# [Written exercise]
Report how many lines contain "SDTVAR". The answer is a single number.

# [Record list]
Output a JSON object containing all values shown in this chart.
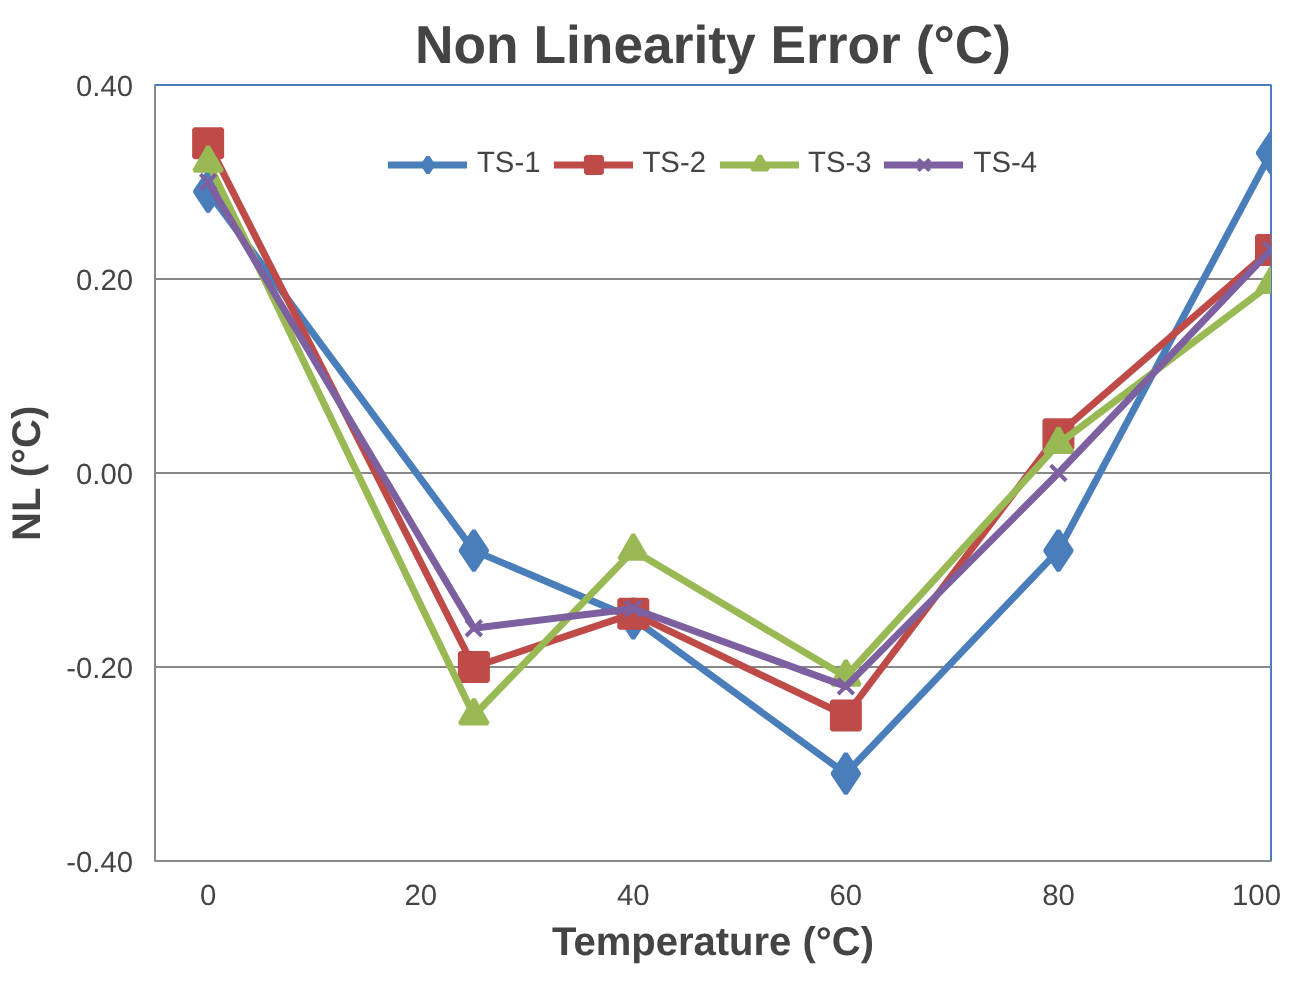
{
  "chart_data": {
    "type": "line",
    "title": "Non Linearity Error (°C)",
    "xlabel": "Temperature (°C)",
    "ylabel": "NL (°C)",
    "x": [
      0,
      25,
      40,
      60,
      80,
      100
    ],
    "series": [
      {
        "name": "TS-1",
        "color": "#4a7ebb",
        "marker": "diamond",
        "values": [
          0.29,
          -0.08,
          -0.15,
          -0.31,
          -0.08,
          0.33
        ]
      },
      {
        "name": "TS-2",
        "color": "#be4b48",
        "marker": "square",
        "values": [
          0.34,
          -0.2,
          -0.145,
          -0.25,
          0.04,
          0.23
        ]
      },
      {
        "name": "TS-3",
        "color": "#98b954",
        "marker": "triangle",
        "values": [
          0.32,
          -0.25,
          -0.08,
          -0.21,
          0.03,
          0.195
        ]
      },
      {
        "name": "TS-4",
        "color": "#7d60a0",
        "marker": "cross",
        "values": [
          0.3,
          -0.16,
          -0.14,
          -0.22,
          0.0,
          0.23
        ]
      }
    ],
    "xlim": [
      -5,
      100
    ],
    "xticks": [
      0,
      20,
      40,
      60,
      80,
      100
    ],
    "ylim": [
      -0.4,
      0.4
    ],
    "yticks": [
      {
        "value": -0.4,
        "label": "-0.40"
      },
      {
        "value": -0.2,
        "label": "-0.20"
      },
      {
        "value": 0,
        "label": "0.00"
      },
      {
        "value": 0.2,
        "label": "0.20"
      },
      {
        "value": 0.4,
        "label": "0.40"
      }
    ],
    "grid": "y",
    "legend": "top",
    "line_style": "solid"
  }
}
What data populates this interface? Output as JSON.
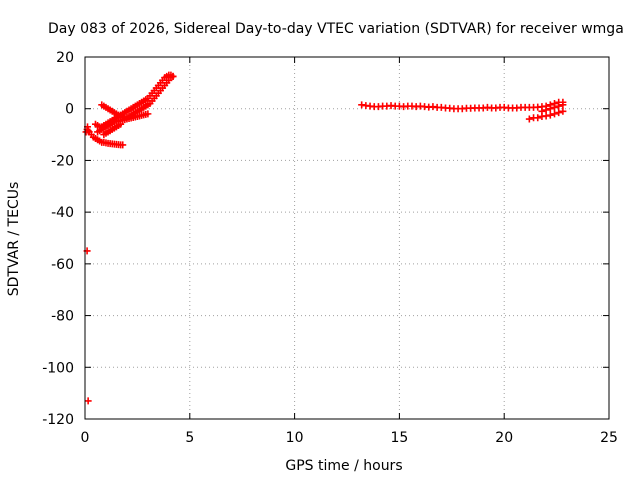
{
  "chart_data": {
    "type": "scatter",
    "title": "Day 083 of 2026, Sidereal Day-to-day VTEC variation (SDTVAR) for receiver wmga",
    "xlabel": "GPS time / hours",
    "ylabel": "SDTVAR / TECUs",
    "xlim": [
      0,
      25
    ],
    "ylim": [
      -120,
      20
    ],
    "xticks": [
      0,
      5,
      10,
      15,
      20,
      25
    ],
    "yticks": [
      20,
      0,
      -20,
      -40,
      -60,
      -80,
      -100,
      -120
    ],
    "grid": true,
    "marker": "plus",
    "color": "#ff0000",
    "series": [
      {
        "x": [
          0.05,
          0.1,
          0.15,
          0.2,
          0.3,
          0.4,
          0.5,
          0.6,
          0.7,
          0.8,
          0.9,
          1.0,
          1.1,
          1.2,
          1.3,
          1.4,
          1.5,
          1.6,
          1.7,
          1.8,
          0.5,
          0.6,
          0.7,
          0.8,
          0.9,
          1.0,
          1.1,
          1.2,
          1.3,
          1.4,
          1.5,
          1.6,
          1.7,
          1.8,
          1.9,
          2.0,
          2.1,
          2.2,
          2.3,
          2.4,
          2.5,
          2.6,
          2.7,
          2.8,
          2.9,
          3.0,
          3.1,
          3.2,
          3.3,
          3.4,
          3.5,
          3.6,
          3.7,
          3.8,
          3.9,
          4.0,
          4.1,
          4.2,
          0.8,
          0.9,
          1.0,
          1.1,
          1.2,
          1.3,
          1.4,
          1.5,
          1.6,
          1.7,
          1.8,
          1.9,
          2.0,
          2.1,
          2.2,
          2.3,
          2.4,
          2.5,
          2.6,
          2.7,
          2.8,
          2.9,
          3.0,
          3.1,
          3.2,
          3.3,
          3.4,
          3.5,
          3.6,
          3.7,
          3.8,
          3.9,
          4.0,
          4.1,
          4.2,
          0.6,
          0.7,
          0.8,
          0.9,
          1.0,
          1.1,
          1.2,
          1.3,
          1.4,
          1.5,
          1.6,
          1.7,
          1.8,
          1.9,
          2.0,
          2.1,
          2.2,
          2.3,
          2.4,
          2.5,
          2.6,
          2.7,
          2.8,
          2.9,
          3.0,
          0.9,
          1.0,
          1.1,
          1.2,
          1.3,
          1.4,
          1.5,
          1.6,
          1.7,
          0.1,
          0.15,
          0.12
        ],
        "y": [
          -9,
          -8,
          -8.5,
          -9,
          -10,
          -11,
          -11.5,
          -12,
          -12.5,
          -13,
          -13,
          -13.2,
          -13.4,
          -13.5,
          -13.6,
          -13.7,
          -13.8,
          -13.9,
          -14,
          -14,
          -6,
          -6.5,
          -7,
          -7,
          -6.5,
          -6,
          -5.5,
          -5,
          -4.5,
          -4,
          -3.5,
          -3,
          -2.5,
          -2,
          -1.5,
          -1,
          -0.5,
          0,
          0.5,
          1,
          1.5,
          2,
          2.5,
          3,
          3.5,
          4,
          5,
          6,
          7,
          8,
          9,
          10,
          11,
          12,
          12.5,
          13,
          13,
          12.5,
          1.5,
          1,
          0.5,
          0,
          -0.5,
          -1,
          -1.5,
          -2,
          -2.5,
          -3,
          -3.5,
          -3.5,
          -3.5,
          -3,
          -2.5,
          -2,
          -1.5,
          -1,
          -0.5,
          0,
          0.5,
          1,
          1.5,
          2,
          3,
          4,
          5,
          6,
          7,
          8,
          9,
          10,
          11,
          12,
          12.5,
          -9,
          -8.5,
          -8,
          -7.5,
          -7,
          -6.5,
          -6,
          -5.5,
          -5,
          -5,
          -4.8,
          -4.6,
          -4.4,
          -4.2,
          -4,
          -3.8,
          -3.6,
          -3.4,
          -3.2,
          -3,
          -2.8,
          -2.6,
          -2.4,
          -2.2,
          -2,
          -10,
          -9.5,
          -9,
          -8.5,
          -8,
          -7.5,
          -7,
          -6.5,
          -6,
          -55,
          -113,
          -7
        ]
      },
      {
        "x": [
          13.2,
          13.4,
          13.6,
          13.8,
          14.0,
          14.2,
          14.4,
          14.6,
          14.8,
          15.0,
          15.2,
          15.4,
          15.6,
          15.8,
          16.0,
          16.2,
          16.4,
          16.6,
          16.8,
          17.0,
          17.2,
          17.4,
          17.6,
          17.8,
          18.0,
          18.2,
          18.4,
          18.6,
          18.8,
          19.0,
          19.2,
          19.4,
          19.6,
          19.8,
          20.0,
          20.2,
          20.4,
          20.6,
          20.8,
          21.0,
          21.2,
          21.4,
          21.6,
          21.8,
          22.0,
          22.2,
          22.4,
          22.6,
          22.8,
          21.2,
          21.4,
          21.6,
          21.8,
          22.0,
          22.2,
          22.4,
          22.6,
          22.8,
          21.8,
          22.0,
          22.2,
          22.4,
          22.6,
          22.8
        ],
        "y": [
          1.5,
          1.2,
          1,
          0.8,
          0.8,
          1,
          1,
          1.2,
          1,
          1,
          0.8,
          1,
          1,
          0.8,
          1,
          0.8,
          0.6,
          0.8,
          0.5,
          0.5,
          0.3,
          0.2,
          0,
          0,
          0,
          0.2,
          0.2,
          0.3,
          0.3,
          0.3,
          0.5,
          0.3,
          0.3,
          0.5,
          0.5,
          0.3,
          0.3,
          0.3,
          0.5,
          0.5,
          0.5,
          0.5,
          0.6,
          0.8,
          1,
          1.5,
          2,
          2.5,
          2.5,
          -4,
          -3.5,
          -3.5,
          -3,
          -2.8,
          -2.5,
          -2,
          -1.5,
          -1,
          -1,
          -0.5,
          0,
          0.5,
          1,
          1.5
        ]
      }
    ]
  }
}
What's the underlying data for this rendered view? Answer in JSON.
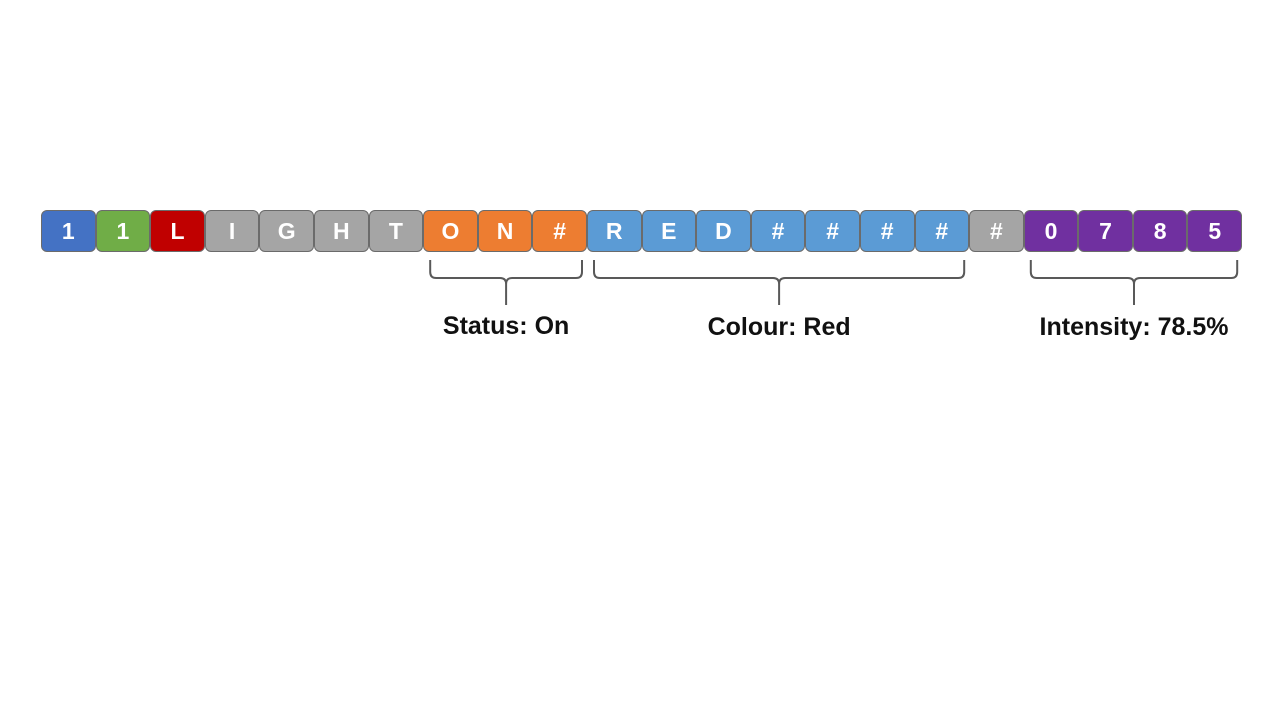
{
  "colors": {
    "blue": "#4472c4",
    "green": "#70ad47",
    "red": "#c00000",
    "gray": "#a5a5a5",
    "orange": "#ed7d31",
    "lightblue": "#5b9bd5",
    "purple": "#7030a0"
  },
  "cells": [
    {
      "char": "1",
      "color": "blue"
    },
    {
      "char": "1",
      "color": "green"
    },
    {
      "char": "L",
      "color": "red"
    },
    {
      "char": "I",
      "color": "gray"
    },
    {
      "char": "G",
      "color": "gray"
    },
    {
      "char": "H",
      "color": "gray"
    },
    {
      "char": "T",
      "color": "gray"
    },
    {
      "char": "O",
      "color": "orange"
    },
    {
      "char": "N",
      "color": "orange"
    },
    {
      "char": "#",
      "color": "orange"
    },
    {
      "char": "R",
      "color": "lightblue"
    },
    {
      "char": "E",
      "color": "lightblue"
    },
    {
      "char": "D",
      "color": "lightblue"
    },
    {
      "char": "#",
      "color": "lightblue"
    },
    {
      "char": "#",
      "color": "lightblue"
    },
    {
      "char": "#",
      "color": "lightblue"
    },
    {
      "char": "#",
      "color": "lightblue"
    },
    {
      "char": "#",
      "color": "gray"
    },
    {
      "char": "0",
      "color": "purple"
    },
    {
      "char": "7",
      "color": "purple"
    },
    {
      "char": "8",
      "color": "purple"
    },
    {
      "char": "5",
      "color": "purple"
    }
  ],
  "groups": [
    {
      "name": "status",
      "start": 7,
      "end": 9,
      "label": "Status: On"
    },
    {
      "name": "colour",
      "start": 10,
      "end": 16,
      "label": "Colour: Red"
    },
    {
      "name": "intensity",
      "start": 18,
      "end": 21,
      "label": "Intensity: 78.5%"
    }
  ]
}
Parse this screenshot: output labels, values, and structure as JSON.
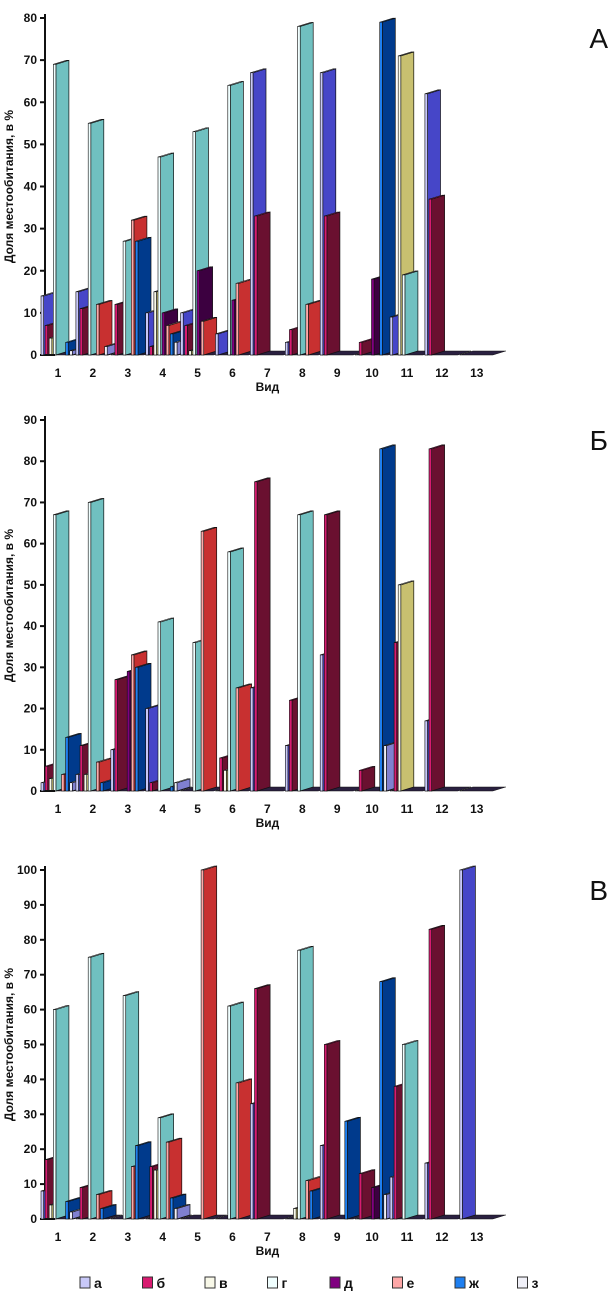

# [Exercise solution]
2